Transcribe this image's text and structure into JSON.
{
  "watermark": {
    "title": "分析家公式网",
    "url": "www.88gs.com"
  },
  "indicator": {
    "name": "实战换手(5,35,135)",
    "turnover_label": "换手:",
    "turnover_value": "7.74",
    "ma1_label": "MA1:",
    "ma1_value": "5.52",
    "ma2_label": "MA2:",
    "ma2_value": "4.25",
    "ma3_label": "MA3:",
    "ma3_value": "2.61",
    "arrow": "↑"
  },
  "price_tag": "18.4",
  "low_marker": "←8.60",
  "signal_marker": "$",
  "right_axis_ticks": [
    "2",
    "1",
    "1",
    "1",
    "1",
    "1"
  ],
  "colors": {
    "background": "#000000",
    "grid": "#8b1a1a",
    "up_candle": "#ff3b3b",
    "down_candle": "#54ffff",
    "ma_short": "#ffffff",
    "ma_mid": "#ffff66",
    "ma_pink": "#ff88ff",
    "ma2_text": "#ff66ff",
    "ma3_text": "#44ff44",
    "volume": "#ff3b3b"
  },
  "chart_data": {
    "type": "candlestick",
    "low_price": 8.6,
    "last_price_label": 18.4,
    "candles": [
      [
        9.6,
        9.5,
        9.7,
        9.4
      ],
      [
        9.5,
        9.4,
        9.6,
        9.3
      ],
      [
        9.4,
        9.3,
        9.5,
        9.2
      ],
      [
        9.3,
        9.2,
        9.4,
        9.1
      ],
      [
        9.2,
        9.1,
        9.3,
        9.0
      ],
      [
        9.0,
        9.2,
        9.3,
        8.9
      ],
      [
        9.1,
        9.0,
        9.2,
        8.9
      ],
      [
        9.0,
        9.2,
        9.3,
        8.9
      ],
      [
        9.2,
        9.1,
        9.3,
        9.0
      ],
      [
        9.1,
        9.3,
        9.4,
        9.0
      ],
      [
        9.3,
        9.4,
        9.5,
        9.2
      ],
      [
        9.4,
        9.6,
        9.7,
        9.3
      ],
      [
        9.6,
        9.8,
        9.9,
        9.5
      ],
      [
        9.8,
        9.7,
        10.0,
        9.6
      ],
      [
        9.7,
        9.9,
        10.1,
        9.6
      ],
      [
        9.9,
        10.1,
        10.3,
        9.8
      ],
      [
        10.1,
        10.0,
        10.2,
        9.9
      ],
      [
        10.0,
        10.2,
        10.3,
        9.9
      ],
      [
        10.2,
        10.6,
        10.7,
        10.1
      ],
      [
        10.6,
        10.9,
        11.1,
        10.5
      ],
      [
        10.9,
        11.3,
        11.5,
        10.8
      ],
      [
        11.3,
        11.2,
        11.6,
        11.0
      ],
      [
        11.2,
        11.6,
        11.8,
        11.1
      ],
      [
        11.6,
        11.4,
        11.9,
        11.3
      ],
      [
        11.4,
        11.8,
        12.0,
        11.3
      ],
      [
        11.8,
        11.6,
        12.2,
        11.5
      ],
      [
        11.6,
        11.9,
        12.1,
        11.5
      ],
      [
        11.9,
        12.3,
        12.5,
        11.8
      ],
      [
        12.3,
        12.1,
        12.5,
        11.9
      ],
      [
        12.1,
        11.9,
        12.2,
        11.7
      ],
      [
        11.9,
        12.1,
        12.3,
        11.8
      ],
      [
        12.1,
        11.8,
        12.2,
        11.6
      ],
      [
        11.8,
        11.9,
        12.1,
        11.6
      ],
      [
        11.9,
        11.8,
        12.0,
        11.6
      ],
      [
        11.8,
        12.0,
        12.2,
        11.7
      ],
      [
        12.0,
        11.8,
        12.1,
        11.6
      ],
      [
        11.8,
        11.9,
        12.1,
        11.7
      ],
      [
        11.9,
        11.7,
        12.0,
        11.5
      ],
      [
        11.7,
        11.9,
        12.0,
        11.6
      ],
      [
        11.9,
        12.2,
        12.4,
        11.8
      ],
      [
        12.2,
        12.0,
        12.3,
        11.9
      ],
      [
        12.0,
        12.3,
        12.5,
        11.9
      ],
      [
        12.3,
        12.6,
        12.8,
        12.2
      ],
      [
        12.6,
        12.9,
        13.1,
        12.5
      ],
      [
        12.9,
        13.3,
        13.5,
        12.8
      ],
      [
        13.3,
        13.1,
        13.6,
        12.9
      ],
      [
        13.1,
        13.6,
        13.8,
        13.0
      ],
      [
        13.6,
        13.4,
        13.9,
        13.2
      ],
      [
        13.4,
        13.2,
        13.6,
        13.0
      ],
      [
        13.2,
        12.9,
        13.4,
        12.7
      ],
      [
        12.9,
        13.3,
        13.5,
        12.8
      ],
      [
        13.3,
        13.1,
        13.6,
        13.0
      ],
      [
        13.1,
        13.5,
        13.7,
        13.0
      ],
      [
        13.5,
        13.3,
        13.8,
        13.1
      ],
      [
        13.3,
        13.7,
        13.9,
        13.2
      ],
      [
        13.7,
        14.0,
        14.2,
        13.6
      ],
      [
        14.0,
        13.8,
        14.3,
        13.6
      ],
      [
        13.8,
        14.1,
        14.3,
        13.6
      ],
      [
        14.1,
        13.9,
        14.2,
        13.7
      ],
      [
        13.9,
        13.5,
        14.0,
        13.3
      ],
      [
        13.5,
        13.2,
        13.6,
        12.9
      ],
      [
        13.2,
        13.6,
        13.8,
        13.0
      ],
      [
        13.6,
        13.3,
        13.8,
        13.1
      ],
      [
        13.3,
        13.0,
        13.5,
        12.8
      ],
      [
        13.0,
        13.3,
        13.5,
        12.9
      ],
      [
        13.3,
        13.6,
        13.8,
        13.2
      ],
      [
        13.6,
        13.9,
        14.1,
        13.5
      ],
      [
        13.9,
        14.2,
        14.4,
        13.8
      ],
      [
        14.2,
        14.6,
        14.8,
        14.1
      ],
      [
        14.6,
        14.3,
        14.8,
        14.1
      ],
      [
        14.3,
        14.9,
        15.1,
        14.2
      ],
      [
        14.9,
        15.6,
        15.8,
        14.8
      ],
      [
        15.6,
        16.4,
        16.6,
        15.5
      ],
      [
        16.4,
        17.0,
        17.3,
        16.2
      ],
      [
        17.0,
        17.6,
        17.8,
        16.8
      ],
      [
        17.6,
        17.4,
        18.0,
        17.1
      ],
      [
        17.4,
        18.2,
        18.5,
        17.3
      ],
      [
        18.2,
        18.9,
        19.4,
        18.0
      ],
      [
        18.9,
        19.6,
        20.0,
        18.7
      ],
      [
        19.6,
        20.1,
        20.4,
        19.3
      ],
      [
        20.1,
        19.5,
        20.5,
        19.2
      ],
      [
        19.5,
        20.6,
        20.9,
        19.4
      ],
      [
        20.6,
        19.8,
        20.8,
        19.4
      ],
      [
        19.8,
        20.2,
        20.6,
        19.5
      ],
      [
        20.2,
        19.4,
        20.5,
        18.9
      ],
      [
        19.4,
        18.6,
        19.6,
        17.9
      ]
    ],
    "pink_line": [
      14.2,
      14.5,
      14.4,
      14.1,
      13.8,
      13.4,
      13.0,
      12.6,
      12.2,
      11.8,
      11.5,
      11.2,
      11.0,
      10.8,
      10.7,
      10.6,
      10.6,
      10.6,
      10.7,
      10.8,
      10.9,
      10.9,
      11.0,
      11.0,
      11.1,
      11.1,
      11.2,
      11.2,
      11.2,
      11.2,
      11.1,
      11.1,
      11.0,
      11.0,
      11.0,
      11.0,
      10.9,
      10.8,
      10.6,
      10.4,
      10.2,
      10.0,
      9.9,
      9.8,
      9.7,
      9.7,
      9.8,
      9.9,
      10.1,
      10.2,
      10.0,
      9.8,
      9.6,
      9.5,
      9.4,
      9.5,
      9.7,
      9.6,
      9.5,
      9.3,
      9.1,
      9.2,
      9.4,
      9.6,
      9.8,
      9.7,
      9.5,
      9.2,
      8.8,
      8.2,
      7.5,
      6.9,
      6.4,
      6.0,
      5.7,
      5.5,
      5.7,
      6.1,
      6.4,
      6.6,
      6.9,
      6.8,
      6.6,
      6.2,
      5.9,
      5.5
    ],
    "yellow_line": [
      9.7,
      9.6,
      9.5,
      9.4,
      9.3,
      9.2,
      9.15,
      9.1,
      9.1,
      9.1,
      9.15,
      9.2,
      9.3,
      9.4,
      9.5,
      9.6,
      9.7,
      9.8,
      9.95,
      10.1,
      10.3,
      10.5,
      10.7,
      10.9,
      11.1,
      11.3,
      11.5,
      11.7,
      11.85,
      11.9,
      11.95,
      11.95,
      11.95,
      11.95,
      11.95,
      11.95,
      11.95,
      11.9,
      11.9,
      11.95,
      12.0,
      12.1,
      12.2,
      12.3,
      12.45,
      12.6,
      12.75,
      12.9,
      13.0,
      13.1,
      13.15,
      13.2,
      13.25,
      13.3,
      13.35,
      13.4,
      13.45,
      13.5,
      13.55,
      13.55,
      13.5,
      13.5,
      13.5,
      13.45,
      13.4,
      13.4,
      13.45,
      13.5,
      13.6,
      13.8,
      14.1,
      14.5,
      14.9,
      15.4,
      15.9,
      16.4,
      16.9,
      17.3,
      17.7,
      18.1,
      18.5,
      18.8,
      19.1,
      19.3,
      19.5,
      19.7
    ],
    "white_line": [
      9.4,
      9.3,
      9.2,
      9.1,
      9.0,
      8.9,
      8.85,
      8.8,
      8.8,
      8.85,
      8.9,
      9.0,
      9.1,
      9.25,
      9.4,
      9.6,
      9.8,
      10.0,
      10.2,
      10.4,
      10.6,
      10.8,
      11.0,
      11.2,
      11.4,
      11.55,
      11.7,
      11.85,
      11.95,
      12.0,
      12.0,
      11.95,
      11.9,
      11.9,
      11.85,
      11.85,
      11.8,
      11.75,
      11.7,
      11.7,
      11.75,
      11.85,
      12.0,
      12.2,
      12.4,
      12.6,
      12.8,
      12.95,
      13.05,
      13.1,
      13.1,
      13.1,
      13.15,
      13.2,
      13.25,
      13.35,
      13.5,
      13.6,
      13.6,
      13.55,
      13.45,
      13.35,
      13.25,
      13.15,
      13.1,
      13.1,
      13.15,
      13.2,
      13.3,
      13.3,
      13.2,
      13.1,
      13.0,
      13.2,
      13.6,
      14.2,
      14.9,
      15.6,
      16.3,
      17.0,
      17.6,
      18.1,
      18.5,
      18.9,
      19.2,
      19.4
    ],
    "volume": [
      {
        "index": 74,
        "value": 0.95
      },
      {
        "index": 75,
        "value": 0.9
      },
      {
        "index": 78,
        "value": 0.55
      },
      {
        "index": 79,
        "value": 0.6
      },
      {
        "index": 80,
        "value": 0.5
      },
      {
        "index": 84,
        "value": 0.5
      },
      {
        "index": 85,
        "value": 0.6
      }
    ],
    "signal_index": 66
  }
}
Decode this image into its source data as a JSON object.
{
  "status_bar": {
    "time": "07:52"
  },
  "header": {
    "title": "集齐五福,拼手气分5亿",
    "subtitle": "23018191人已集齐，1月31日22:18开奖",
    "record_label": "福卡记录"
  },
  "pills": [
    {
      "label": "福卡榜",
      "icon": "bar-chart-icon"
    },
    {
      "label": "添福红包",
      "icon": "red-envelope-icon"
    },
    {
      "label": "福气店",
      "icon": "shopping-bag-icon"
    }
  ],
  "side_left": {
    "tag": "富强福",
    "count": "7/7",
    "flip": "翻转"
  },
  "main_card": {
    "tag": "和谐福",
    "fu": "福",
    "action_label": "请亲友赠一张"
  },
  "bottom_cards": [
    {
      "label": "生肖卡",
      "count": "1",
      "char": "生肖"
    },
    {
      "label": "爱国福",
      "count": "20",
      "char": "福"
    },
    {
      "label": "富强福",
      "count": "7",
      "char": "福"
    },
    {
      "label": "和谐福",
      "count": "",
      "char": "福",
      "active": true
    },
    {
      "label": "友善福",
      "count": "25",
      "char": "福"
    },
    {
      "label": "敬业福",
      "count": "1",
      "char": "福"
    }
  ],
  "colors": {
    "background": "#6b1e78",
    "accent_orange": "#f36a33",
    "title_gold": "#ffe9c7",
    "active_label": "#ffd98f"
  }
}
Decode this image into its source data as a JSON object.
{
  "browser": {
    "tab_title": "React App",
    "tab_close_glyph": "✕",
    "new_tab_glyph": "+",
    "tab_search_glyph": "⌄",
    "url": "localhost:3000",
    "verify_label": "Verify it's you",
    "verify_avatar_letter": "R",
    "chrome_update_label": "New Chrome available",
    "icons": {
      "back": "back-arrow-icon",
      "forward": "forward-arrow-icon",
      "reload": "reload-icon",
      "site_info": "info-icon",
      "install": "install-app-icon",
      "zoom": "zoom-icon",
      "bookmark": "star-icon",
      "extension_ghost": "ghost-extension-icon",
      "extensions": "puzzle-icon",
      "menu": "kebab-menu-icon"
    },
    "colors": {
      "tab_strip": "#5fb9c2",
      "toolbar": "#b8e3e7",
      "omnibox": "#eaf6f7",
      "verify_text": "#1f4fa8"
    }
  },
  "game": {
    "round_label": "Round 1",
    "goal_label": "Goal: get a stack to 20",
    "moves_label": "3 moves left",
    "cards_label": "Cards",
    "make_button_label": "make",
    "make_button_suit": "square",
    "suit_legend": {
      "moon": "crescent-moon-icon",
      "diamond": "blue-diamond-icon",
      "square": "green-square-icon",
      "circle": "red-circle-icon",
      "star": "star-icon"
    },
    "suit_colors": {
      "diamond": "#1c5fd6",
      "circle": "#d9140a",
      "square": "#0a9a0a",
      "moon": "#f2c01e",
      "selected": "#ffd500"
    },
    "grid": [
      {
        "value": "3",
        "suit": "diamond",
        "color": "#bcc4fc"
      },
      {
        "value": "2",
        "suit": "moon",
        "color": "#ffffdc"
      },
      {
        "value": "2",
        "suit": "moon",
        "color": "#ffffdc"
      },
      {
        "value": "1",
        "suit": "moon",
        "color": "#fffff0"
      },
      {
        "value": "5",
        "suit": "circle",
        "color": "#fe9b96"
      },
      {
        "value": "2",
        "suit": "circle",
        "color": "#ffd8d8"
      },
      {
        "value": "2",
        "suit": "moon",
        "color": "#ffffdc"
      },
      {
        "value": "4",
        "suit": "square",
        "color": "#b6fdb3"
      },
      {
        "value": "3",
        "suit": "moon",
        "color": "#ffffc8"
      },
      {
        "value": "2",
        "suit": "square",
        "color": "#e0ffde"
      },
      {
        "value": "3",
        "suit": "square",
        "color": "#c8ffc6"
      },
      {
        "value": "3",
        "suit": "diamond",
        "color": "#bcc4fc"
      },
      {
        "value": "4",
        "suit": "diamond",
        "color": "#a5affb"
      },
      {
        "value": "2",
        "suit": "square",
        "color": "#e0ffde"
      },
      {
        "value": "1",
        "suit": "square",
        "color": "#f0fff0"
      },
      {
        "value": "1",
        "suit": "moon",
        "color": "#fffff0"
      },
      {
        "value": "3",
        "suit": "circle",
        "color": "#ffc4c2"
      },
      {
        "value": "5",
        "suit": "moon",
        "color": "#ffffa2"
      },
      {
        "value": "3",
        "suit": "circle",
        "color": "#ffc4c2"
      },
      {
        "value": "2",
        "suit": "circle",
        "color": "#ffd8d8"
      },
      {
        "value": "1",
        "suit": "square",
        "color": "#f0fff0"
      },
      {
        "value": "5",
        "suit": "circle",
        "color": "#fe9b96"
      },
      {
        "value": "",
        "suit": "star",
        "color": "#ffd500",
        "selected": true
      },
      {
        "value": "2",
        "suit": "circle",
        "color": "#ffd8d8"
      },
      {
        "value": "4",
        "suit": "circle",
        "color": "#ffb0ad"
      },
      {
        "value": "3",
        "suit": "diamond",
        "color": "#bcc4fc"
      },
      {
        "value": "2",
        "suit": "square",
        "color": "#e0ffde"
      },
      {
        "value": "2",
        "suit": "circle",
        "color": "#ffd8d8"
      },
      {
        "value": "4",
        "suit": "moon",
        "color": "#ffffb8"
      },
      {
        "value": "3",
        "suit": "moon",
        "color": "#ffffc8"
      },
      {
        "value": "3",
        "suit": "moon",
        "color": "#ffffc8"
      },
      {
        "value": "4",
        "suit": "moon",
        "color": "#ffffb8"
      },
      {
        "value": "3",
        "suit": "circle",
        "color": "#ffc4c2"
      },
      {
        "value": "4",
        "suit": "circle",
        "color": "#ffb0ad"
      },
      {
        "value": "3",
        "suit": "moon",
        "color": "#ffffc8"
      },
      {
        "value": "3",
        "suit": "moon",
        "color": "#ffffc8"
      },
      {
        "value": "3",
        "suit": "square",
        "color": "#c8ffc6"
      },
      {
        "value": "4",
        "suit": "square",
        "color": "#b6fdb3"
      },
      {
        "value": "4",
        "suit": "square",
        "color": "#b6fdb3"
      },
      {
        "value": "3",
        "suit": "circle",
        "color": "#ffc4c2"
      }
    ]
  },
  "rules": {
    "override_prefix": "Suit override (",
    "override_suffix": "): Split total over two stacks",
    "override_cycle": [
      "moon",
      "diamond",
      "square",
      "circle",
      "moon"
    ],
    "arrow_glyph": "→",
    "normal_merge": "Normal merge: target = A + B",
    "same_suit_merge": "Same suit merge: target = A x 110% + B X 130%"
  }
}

What the task requires ▸
Gather each line that holds "merge".

Written response ▸
    "normal_merge": "Normal merge: target = A + B",
    "same_suit_merge": "Same suit merge: target = A x 110% + B X 130%"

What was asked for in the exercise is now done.